**AIM:** Among the entries below, find the lines with "report" and copy them.

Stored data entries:
····················

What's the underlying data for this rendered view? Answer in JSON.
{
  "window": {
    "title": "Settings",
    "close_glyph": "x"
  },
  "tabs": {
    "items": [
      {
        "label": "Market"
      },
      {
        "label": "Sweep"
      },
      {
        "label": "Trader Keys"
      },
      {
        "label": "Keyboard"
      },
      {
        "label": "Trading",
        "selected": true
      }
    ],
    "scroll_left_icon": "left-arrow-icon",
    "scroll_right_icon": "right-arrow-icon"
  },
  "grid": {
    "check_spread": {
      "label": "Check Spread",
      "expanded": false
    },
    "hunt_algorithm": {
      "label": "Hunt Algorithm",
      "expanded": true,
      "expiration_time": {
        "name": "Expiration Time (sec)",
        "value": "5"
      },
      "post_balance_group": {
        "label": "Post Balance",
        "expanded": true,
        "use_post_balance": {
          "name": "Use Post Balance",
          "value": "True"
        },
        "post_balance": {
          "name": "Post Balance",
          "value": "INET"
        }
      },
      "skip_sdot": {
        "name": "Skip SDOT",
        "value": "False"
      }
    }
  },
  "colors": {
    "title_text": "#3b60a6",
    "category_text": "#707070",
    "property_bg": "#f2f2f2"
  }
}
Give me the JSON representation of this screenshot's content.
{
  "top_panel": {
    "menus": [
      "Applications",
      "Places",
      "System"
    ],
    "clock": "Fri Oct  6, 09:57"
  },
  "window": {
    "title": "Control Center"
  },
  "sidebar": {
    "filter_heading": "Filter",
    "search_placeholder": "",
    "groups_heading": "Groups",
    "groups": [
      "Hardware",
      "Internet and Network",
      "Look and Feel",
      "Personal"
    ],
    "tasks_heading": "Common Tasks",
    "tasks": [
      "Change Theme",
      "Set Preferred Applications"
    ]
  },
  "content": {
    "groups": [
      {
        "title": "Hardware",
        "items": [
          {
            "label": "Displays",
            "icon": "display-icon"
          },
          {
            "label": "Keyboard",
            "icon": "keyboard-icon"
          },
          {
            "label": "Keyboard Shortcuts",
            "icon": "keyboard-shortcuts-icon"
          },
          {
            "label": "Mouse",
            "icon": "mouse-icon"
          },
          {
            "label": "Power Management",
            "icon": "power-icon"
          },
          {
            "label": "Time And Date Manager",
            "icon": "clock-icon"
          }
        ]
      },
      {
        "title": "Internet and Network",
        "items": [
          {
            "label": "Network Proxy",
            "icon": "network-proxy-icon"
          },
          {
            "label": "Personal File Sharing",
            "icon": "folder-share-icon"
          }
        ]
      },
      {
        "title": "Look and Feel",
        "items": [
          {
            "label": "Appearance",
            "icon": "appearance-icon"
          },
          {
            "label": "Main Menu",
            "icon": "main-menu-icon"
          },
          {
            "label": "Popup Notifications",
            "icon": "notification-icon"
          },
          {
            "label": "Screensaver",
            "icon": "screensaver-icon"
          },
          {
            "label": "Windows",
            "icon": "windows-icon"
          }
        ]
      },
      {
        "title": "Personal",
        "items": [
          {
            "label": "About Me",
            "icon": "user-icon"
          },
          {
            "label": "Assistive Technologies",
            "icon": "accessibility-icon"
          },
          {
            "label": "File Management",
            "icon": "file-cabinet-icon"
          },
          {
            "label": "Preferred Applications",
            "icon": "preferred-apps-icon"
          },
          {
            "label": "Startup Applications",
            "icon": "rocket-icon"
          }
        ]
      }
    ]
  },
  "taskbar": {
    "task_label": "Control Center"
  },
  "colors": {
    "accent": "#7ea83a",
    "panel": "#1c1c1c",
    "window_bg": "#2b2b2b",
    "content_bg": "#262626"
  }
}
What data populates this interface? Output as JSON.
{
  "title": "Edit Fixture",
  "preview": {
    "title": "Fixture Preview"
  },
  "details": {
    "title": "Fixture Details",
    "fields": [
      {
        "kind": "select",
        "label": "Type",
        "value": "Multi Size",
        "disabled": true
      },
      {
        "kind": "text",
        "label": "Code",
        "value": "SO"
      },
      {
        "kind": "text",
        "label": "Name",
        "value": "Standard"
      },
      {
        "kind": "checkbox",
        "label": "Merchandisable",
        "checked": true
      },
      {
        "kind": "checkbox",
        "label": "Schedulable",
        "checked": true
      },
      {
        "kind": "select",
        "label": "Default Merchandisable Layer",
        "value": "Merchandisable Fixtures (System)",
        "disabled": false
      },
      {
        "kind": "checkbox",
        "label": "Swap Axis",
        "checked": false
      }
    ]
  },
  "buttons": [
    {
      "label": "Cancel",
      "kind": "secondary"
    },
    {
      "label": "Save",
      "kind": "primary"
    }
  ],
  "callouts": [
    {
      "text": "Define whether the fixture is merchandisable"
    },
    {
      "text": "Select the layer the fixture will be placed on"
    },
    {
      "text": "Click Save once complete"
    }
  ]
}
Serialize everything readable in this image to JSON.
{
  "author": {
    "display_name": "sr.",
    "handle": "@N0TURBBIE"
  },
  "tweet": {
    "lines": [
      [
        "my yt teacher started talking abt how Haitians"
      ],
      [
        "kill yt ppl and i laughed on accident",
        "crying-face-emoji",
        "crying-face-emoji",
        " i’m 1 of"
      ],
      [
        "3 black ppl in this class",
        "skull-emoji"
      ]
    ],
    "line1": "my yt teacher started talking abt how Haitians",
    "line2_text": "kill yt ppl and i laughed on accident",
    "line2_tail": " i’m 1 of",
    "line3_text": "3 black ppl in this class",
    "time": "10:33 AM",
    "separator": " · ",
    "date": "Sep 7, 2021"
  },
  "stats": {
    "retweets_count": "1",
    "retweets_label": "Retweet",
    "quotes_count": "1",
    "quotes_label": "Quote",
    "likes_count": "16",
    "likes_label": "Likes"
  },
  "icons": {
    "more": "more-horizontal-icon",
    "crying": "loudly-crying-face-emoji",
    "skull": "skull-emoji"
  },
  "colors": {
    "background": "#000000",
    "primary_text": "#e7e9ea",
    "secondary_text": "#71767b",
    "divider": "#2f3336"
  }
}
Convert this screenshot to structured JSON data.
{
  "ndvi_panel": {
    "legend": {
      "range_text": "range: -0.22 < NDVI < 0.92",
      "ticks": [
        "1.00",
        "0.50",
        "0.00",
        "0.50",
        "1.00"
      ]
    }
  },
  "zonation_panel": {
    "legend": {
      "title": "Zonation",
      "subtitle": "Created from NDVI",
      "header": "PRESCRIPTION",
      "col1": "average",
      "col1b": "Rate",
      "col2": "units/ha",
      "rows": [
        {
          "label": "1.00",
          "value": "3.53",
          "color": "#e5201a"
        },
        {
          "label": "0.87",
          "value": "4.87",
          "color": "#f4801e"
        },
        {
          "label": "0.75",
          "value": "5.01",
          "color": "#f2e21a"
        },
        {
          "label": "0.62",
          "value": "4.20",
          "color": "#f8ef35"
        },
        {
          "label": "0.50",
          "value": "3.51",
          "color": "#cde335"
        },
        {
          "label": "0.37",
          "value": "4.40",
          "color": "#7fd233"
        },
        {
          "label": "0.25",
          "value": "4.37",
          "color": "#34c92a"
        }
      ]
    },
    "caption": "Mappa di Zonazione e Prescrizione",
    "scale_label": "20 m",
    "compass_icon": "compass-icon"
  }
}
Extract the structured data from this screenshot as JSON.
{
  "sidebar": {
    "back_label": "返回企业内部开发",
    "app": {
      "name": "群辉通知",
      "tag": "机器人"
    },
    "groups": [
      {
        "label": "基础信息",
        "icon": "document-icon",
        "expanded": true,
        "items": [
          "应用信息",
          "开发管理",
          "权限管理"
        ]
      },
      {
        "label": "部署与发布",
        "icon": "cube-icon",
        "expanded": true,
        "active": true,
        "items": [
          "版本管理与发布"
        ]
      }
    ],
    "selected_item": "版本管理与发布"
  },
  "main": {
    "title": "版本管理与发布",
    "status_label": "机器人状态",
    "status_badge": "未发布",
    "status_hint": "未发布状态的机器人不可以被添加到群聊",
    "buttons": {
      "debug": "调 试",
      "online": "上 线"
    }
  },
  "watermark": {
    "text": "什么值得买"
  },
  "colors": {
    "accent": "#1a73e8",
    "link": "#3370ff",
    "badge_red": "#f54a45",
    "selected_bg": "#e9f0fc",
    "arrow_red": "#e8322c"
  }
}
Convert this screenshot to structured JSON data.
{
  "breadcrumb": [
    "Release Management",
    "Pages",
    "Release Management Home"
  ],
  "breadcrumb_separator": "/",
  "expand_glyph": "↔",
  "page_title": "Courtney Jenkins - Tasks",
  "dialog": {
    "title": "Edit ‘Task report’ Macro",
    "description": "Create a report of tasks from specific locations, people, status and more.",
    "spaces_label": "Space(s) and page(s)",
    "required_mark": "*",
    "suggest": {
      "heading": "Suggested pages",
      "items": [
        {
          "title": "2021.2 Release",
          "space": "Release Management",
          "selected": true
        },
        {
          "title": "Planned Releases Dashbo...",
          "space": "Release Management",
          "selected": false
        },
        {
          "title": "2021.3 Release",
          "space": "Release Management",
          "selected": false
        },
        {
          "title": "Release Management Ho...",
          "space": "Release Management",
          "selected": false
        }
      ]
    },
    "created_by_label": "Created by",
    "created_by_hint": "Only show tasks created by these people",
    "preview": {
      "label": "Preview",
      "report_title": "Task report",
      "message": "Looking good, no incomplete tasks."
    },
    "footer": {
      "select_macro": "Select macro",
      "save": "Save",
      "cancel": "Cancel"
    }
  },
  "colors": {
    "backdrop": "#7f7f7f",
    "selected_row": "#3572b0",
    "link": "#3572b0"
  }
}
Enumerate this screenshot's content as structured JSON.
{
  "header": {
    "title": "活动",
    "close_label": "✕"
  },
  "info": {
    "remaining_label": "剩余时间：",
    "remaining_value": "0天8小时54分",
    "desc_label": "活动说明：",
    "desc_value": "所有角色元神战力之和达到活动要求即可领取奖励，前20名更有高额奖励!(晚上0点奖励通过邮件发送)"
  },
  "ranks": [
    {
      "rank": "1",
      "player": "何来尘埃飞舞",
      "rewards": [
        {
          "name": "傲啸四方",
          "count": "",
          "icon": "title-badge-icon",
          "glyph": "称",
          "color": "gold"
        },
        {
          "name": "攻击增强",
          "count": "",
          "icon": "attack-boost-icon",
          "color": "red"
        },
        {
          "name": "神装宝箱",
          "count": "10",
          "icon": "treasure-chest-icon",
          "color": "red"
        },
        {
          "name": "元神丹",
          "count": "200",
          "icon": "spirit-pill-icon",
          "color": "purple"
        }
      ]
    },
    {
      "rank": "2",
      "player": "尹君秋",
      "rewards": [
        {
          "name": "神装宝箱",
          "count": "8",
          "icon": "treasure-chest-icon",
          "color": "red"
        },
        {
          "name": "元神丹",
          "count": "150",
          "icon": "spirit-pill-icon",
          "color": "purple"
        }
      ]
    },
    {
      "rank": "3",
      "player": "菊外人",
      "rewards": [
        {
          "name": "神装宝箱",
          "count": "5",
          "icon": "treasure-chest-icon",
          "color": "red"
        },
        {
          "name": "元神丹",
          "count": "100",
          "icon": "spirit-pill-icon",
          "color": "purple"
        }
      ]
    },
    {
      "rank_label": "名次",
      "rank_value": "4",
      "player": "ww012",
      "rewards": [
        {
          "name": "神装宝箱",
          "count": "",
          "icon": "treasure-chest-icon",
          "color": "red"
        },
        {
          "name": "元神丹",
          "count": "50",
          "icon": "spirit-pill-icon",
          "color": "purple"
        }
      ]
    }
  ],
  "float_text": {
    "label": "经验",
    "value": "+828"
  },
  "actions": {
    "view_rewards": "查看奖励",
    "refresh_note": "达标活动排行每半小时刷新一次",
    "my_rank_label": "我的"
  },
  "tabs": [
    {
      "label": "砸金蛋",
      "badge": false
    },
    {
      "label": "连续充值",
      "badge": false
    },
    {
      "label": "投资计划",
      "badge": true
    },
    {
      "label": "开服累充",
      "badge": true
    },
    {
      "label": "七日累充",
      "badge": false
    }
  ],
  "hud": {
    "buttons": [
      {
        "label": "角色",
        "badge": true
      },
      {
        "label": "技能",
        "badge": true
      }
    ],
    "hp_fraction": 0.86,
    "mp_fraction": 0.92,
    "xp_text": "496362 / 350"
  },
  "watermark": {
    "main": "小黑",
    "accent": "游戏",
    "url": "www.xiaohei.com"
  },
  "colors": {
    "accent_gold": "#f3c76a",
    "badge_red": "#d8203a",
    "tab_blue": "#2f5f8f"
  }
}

····················

**RESULT:**
    "title": "Edit ‘Task report’ Macro",
    "description": "Create a report of tasks from specific locations, people, status and more.",
      "report_title": "Task report",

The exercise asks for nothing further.